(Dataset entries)
┄┄┄┄┄┄┄┄┄┄┄┄┄┄┄┄┄┄┄┄

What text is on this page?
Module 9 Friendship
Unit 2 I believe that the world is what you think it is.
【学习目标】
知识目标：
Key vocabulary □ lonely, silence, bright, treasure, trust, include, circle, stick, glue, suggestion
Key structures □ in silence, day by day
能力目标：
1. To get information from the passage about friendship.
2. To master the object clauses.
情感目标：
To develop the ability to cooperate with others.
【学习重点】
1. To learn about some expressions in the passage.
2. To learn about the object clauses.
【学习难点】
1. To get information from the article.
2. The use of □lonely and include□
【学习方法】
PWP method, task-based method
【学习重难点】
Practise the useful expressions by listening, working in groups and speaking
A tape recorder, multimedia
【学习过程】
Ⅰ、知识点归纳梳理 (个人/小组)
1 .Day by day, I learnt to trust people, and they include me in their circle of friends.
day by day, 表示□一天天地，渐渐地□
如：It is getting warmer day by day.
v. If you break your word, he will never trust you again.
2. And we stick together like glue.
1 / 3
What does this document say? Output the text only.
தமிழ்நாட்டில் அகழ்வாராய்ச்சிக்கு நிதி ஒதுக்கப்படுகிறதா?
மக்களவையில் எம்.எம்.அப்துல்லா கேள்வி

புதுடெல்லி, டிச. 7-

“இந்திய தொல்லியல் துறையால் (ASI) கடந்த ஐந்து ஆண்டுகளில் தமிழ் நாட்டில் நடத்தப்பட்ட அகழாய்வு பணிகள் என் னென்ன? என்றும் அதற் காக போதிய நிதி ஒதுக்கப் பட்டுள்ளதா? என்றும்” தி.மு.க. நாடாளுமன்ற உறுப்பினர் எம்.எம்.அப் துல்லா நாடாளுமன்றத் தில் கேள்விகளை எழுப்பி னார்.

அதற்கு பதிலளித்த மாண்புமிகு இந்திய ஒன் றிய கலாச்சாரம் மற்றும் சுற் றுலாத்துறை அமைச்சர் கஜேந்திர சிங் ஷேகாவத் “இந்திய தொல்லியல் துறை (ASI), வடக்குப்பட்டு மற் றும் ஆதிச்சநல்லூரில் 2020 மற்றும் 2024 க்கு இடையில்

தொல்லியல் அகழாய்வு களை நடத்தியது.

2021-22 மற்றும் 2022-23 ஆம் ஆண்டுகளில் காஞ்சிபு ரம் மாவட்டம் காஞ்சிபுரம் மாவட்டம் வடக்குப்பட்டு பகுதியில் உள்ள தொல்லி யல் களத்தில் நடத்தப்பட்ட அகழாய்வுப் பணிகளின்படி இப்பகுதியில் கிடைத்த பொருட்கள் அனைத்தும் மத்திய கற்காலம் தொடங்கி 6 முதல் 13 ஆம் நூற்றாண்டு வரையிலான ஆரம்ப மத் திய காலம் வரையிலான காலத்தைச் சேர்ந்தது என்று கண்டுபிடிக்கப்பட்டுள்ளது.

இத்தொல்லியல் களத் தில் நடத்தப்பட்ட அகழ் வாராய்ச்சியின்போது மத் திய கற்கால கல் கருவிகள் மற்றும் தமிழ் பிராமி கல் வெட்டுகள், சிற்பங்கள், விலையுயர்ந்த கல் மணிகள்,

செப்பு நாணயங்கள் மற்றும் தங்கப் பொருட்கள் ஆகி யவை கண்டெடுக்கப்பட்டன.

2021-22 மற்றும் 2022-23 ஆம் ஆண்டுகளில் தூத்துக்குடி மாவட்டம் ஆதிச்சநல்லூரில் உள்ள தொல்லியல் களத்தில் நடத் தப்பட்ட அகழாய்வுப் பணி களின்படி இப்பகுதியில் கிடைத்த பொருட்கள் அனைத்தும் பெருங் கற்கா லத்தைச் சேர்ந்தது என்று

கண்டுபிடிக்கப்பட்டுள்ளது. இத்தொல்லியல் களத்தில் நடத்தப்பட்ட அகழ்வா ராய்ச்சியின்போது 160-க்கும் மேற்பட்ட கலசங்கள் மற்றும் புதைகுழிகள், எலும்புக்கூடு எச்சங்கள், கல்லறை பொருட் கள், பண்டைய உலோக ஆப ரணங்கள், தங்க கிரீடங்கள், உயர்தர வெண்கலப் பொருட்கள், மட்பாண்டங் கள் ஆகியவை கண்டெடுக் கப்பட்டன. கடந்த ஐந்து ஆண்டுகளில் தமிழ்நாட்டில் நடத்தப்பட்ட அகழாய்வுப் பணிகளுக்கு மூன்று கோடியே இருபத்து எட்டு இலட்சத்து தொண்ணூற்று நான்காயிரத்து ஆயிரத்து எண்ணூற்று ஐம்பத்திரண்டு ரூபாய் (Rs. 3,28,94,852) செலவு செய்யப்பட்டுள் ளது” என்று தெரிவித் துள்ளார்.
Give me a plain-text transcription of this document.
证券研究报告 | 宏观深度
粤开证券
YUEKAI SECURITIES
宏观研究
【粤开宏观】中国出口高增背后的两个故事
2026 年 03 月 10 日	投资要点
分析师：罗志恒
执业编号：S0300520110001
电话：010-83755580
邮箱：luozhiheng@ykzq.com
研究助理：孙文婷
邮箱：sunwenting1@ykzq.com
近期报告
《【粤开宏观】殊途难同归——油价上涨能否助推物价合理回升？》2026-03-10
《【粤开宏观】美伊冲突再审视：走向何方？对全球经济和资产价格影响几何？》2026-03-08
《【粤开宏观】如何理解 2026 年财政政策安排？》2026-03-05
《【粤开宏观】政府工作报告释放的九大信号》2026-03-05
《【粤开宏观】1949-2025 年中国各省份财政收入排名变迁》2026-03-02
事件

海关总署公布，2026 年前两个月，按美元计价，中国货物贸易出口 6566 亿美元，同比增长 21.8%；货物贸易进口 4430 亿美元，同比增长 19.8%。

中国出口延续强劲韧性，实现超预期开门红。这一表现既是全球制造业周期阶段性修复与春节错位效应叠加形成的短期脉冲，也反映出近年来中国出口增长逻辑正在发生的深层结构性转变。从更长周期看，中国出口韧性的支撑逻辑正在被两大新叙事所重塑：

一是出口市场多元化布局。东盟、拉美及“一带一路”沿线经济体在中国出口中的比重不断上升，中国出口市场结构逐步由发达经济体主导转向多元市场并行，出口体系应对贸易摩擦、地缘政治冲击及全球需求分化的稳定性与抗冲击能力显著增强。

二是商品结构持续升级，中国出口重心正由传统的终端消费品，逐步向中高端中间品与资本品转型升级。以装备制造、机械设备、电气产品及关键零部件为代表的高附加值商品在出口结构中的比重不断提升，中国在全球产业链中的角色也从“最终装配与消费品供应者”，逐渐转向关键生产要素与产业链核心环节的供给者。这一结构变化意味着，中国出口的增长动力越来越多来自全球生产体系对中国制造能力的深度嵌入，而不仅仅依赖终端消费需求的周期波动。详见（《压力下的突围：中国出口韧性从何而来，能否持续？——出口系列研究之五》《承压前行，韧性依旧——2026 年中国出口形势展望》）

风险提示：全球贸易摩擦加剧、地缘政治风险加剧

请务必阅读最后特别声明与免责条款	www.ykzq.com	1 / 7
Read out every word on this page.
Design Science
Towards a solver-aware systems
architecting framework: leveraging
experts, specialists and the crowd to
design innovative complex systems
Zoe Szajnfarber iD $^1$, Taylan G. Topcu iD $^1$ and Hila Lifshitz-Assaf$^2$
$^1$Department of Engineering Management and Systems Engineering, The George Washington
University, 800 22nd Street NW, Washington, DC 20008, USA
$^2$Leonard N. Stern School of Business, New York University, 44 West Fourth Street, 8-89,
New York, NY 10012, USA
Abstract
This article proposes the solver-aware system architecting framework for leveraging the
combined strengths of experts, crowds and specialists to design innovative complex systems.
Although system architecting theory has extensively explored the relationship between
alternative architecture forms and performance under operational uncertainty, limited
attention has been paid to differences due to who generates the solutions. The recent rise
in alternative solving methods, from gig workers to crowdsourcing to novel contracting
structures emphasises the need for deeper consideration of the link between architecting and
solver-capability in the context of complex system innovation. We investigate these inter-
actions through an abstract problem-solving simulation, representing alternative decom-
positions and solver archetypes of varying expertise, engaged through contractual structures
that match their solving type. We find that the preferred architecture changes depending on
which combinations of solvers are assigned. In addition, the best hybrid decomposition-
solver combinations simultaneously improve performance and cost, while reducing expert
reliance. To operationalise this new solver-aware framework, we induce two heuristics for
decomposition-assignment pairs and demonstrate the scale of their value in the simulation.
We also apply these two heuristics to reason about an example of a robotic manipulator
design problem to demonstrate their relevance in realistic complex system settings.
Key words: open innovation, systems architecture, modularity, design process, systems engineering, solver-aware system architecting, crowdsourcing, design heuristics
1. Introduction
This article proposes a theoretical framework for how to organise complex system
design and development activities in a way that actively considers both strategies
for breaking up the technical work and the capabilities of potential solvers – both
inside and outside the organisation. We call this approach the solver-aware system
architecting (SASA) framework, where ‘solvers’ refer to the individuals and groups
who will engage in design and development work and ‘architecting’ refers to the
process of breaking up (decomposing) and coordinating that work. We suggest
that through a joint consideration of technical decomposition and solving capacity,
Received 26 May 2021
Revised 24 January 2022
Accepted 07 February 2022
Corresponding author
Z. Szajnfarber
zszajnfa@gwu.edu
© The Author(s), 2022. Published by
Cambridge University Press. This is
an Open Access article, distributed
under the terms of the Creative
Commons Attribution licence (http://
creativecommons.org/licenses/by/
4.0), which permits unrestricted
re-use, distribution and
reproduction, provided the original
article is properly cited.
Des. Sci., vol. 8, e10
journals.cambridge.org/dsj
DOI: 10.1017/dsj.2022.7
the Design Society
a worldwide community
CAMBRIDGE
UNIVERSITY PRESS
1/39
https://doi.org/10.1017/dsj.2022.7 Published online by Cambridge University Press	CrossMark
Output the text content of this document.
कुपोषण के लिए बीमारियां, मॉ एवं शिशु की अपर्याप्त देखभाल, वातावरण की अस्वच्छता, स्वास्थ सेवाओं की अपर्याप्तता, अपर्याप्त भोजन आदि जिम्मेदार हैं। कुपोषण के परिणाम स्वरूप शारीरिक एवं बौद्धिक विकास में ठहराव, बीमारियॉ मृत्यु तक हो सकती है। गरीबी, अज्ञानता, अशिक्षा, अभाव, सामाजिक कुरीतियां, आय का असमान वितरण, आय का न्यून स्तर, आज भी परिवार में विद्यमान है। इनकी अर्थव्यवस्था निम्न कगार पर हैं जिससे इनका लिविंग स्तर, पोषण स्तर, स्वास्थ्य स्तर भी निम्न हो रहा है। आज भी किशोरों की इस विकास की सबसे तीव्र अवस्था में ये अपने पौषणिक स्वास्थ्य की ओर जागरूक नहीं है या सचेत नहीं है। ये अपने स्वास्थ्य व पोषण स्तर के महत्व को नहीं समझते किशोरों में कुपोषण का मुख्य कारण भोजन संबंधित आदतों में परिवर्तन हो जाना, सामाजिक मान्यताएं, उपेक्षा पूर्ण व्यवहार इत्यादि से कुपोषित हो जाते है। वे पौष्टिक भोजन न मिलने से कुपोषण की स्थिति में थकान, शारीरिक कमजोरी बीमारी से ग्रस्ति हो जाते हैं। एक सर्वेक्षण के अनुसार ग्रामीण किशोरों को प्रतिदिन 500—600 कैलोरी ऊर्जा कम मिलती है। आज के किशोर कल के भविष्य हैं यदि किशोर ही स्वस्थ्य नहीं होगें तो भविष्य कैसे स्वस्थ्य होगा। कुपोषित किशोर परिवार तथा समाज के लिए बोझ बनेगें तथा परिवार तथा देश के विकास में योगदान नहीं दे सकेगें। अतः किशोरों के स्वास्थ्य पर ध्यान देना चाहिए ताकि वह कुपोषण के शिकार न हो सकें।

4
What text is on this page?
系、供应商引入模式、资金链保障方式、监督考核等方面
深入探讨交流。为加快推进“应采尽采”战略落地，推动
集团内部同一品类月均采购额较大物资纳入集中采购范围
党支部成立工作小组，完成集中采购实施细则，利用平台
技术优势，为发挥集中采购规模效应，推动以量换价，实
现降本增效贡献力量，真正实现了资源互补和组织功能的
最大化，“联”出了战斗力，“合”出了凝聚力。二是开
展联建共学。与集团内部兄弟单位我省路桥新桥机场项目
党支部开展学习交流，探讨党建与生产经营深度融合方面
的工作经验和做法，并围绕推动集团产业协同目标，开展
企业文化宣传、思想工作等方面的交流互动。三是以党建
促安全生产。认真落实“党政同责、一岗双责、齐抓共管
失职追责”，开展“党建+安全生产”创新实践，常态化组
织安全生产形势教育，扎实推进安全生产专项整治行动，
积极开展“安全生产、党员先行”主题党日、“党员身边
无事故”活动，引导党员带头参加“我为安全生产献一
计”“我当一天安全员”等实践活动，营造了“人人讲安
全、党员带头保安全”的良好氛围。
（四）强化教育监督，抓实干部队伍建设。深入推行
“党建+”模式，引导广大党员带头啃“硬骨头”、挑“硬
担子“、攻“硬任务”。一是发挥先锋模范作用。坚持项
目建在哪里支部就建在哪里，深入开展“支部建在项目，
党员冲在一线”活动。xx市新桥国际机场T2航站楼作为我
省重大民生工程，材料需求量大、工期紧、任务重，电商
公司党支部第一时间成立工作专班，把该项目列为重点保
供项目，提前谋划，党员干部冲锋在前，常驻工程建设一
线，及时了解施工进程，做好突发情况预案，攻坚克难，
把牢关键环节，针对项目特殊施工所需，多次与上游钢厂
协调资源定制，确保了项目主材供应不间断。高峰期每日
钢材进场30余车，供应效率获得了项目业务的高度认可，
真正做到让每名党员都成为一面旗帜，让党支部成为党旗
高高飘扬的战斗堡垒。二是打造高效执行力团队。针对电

┄┄┄┄┄┄┄┄┄┄┄┄┄┄┄┄┄┄┄┄

Going through the entries above line by line, work out how many lines include the word "alternative". Only the number is required.

3